▽
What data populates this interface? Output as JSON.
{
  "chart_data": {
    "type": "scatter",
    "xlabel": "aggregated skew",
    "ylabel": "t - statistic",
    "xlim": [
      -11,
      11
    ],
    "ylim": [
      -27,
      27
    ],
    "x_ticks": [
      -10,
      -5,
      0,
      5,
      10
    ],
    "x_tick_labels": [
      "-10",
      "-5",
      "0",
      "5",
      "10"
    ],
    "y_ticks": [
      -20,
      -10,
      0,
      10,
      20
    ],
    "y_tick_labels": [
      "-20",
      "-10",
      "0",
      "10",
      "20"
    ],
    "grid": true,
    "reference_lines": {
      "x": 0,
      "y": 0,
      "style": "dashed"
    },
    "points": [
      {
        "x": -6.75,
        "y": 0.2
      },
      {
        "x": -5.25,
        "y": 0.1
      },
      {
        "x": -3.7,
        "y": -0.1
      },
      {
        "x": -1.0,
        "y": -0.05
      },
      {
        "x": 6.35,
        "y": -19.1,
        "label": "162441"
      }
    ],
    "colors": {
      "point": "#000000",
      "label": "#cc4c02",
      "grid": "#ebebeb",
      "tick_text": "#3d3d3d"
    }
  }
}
△
**The exercise:** Make an exact copy of every line in the data.

**Task answer:**
What data populates this interface? Output as JSON.
{
  "chart_data": {
    "type": "scatter",
    "xlabel": "aggregated skew",
    "ylabel": "t - statistic",
    "xlim": [
      -11,
      11
    ],
    "ylim": [
      -27,
      27
    ],
    "x_ticks": [
      -10,
      -5,
      0,
      5,
      10
    ],
    "x_tick_labels": [
      "-10",
      "-5",
      "0",
      "5",
      "10"
    ],
    "y_ticks": [
      -20,
      -10,
      0,
      10,
      20
    ],
    "y_tick_labels": [
      "-20",
      "-10",
      "0",
      "10",
      "20"
    ],
    "grid": true,
    "reference_lines": {
      "x": 0,
      "y": 0,
      "style": "dashed"
    },
    "points": [
      {
        "x": -6.75,
        "y": 0.2
      },
      {
        "x": -5.25,
        "y": 0.1
      },
      {
        "x": -3.7,
        "y": -0.1
      },
      {
        "x": -1.0,
        "y": -0.05
      },
      {
        "x": 6.35,
        "y": -19.1,
        "label": "162441"
      }
    ],
    "colors": {
      "point": "#000000",
      "label": "#cc4c02",
      "grid": "#ebebeb",
      "tick_text": "#3d3d3d"
    }
  }
}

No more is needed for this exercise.